REQUIREMENTS
Search the material below for the word "solar" and copy every line in which it occurs.

[start]

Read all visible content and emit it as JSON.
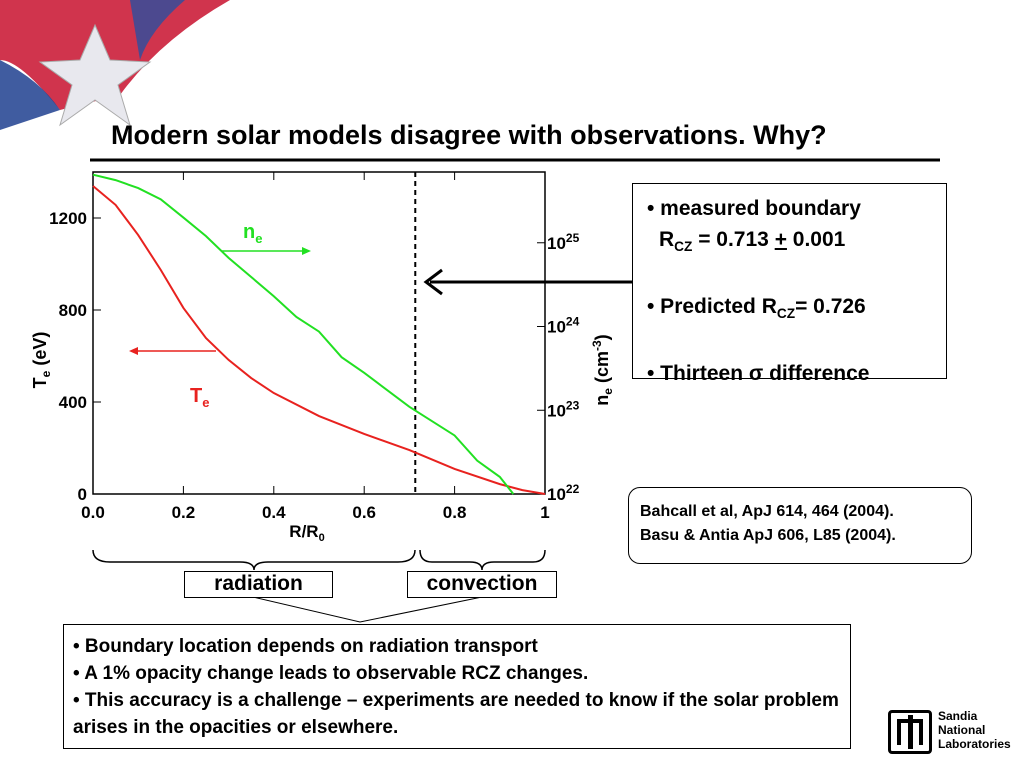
{
  "title": "Modern solar models disagree with observations. Why?",
  "chart_data": {
    "type": "line",
    "xlabel": {
      "main": "R/R",
      "sub": "0"
    },
    "ylabel": {
      "main": "T",
      "sub": "e",
      "rest": " (eV)"
    },
    "y2label": {
      "main": "n",
      "sub": "e",
      "rest": " (cm",
      "sup": "-3",
      "end": ")"
    },
    "xlim": [
      0,
      1
    ],
    "xticks": [
      {
        "value": 0,
        "label": "0.0"
      },
      0.2,
      0.4,
      0.6,
      0.8,
      1
    ],
    "ylim": [
      0,
      1400
    ],
    "yticks": [
      0,
      400,
      800,
      1200
    ],
    "y2lim": [
      1e+22,
      7e+25
    ],
    "y2scale": "log",
    "y2ticks": [
      {
        "value": 1e+22,
        "label": "10",
        "exp": "22"
      },
      {
        "value": 1e+23,
        "label": "10",
        "exp": "23"
      },
      {
        "value": 1e+24,
        "label": "10",
        "exp": "24"
      },
      {
        "value": 1e+25,
        "label": "10",
        "exp": "25"
      }
    ],
    "boundary": 0.713,
    "series": [
      {
        "name": "T",
        "name_sub": "e",
        "color": "#e8221f",
        "x": [
          0,
          0.05,
          0.1,
          0.15,
          0.2,
          0.25,
          0.3,
          0.35,
          0.4,
          0.5,
          0.6,
          0.7,
          0.8,
          0.9,
          0.95,
          1.0
        ],
        "values": [
          1339,
          1257,
          1126,
          974,
          809,
          678,
          583,
          504,
          439,
          339,
          261,
          191,
          109,
          43,
          17,
          0
        ]
      },
      {
        "name": "n",
        "name_sub": "e",
        "color": "#22e022",
        "axis": "y2",
        "x": [
          0,
          0.05,
          0.1,
          0.15,
          0.2,
          0.25,
          0.3,
          0.35,
          0.4,
          0.45,
          0.5,
          0.55,
          0.6,
          0.7,
          0.8,
          0.85,
          0.9,
          0.93
        ],
        "values": [
          6.5e+25,
          5.6e+25,
          4.5e+25,
          3.3e+25,
          2e+25,
          1.2e+25,
          6.6e+24,
          3.9e+24,
          2.3e+24,
          1.3e+24,
          8.7e+23,
          4.3e+23,
          2.8e+23,
          1.1e+23,
          5e+22,
          2.5e+22,
          1.6e+22,
          1e+22
        ]
      }
    ]
  },
  "observation": {
    "l1": "• measured boundary",
    "r": "R",
    "cz": "CZ",
    "eq": " = 0.713 ",
    "pm": "+",
    "err": " 0.001",
    "l2a": "• Predicted R",
    "l2cz": "CZ",
    "l2b": "= 0.726",
    "l3a": "• Thirteen ",
    "sigma": "σ",
    "l3b": " difference"
  },
  "references": [
    "Bahcall et al, ApJ 614, 464 (2004).",
    "Basu & Antia ApJ 606, L85 (2004)."
  ],
  "regions": [
    "radiation",
    "convection"
  ],
  "summary": [
    "• Boundary location depends on radiation transport",
    "• A 1% opacity change leads to observable RCZ changes.",
    "• This accuracy is a challenge – experiments are needed to know if the solar problem arises in the opacities or elsewhere."
  ],
  "logo": [
    "Sandia",
    "National",
    "Laboratories"
  ]
}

[end]

FULL RESPONSE
  "title": "Modern solar models disagree with observations. Why?",
    "• This accuracy is a challenge – experiments are needed to know if the solar problem arises in the opacities or elsewhere."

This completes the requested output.